| Exercise |
Lift out each line of the data that holds "they".

— start Dataset —

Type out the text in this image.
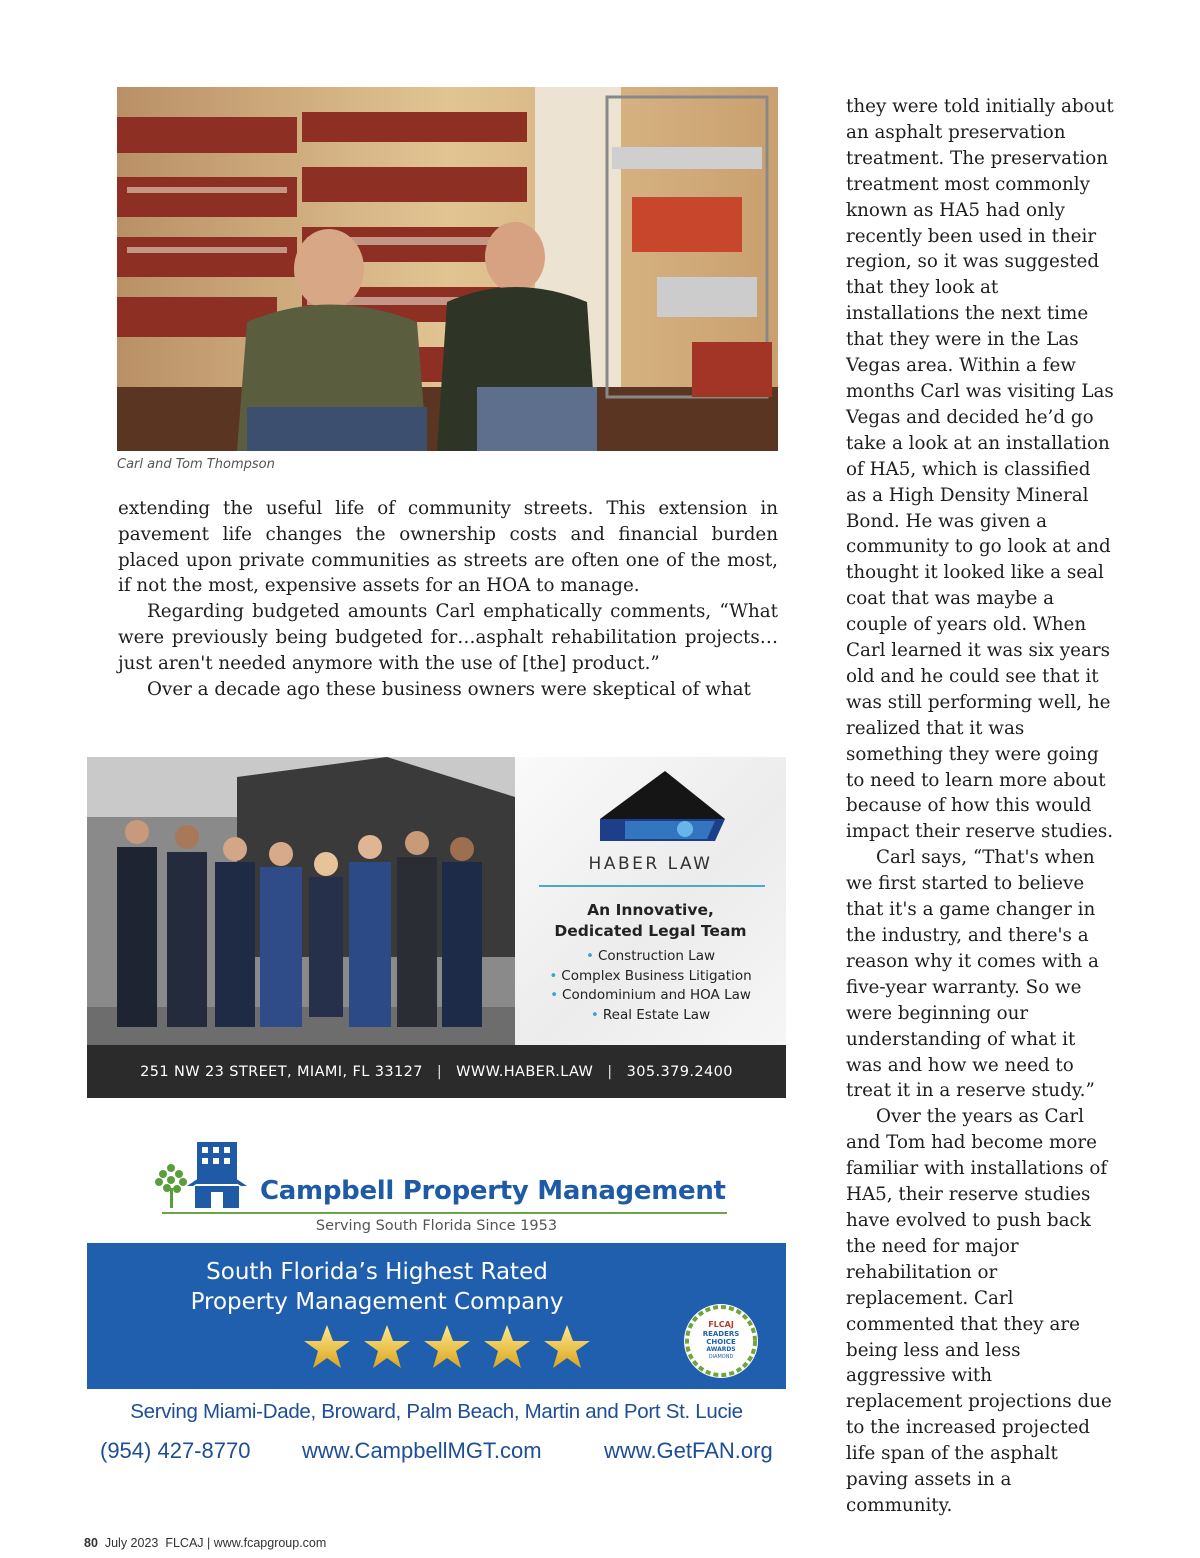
Carl and Tom Thompson

extending the useful life of community streets. This extension in pavement life changes the ownership costs and financial burden placed upon private communities as streets are often one of the most, if not the most, expensive assets for an HOA to manage.

Regarding budgeted amounts Carl emphatically comments, “What were previously being budgeted for…asphalt rehabilitation projects… just aren't needed anymore with the use of [the] product.”

Over a decade ago these business owners were skeptical of what

they were told initially about an asphalt preservation treatment. The preservation treatment most commonly known as HA5 had only recently been used in their region, so it was suggested that they look at installations the next time that they were in the Las Vegas area. Within a few months Carl was visiting Las Vegas and decided he’d go take a look at an installation of HA5, which is classified as a High Density Mineral Bond. He was given a community to go look at and thought it looked like a seal coat that was maybe a couple of years old. When Carl learned it was six years old and he could see that it was still performing well, he realized that it was something they were going to need to learn more about because of how this would impact their reserve studies.

Carl says, “That's when we first started to believe that it's a game changer in the industry, and there's a reason why it comes with a five-year warranty. So we were beginning our understanding of what it was and how we need to treat it in a reserve study.”

Over the years as Carl and Tom had become more familiar with installations of HA5, their reserve studies have evolved to push back the need for major rehabilitation or replacement. Carl commented that they are being less and less aggressive with replacement projections due to the increased projected life span of the asphalt paving assets in a community.

HABER LAW
An Innovative,
Dedicated Legal Team
• Construction Law
• Complex Business Litigation
• Condominium and HOA Law
• Real Estate Law
251 NW 23 STREET, MIAMI, FL 33127 | WWW.HABER.LAW | 305.379.2400
Campbell Property Management
Serving South Florida Since 1953
South Florida’s Highest Rated
Property Management Company
FLCAJ
READERS
CHOICE
AWARDS
DIAMOND
Serving Miami-Dade, Broward, Palm Beach, Martin and Port St. Lucie
(954) 427-8770 www.CampbellMGT.com	www.GetFAN.org
80 July 2023 FLCAJ | www.fcapgroup.com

— end Dataset —

| The completed task |
they were told initially about an asphalt preservation treatment. The preservation treatment most commonly known as HA5 had only recently been used in their region, so it was suggested that they look at installations the next time that they were in the Las Vegas area. Within a few months Carl was visiting Las Vegas and decided he’d go take a look at an installation of HA5, which is classified as a High Density Mineral Bond. He was given a community to go look at and thought it looked like a seal coat that was maybe a couple of years old. When Carl learned it was six years old and he could see that it was still performing well, he realized that it was something they were going to need to learn more about because of how this would impact their reserve studies.
Over the years as Carl and Tom had become more familiar with installations of HA5, their reserve studies have evolved to push back the need for major rehabilitation or replacement. Carl commented that they are being less and less aggressive with replacement projections due to the increased projected life span of the asphalt paving assets in a community.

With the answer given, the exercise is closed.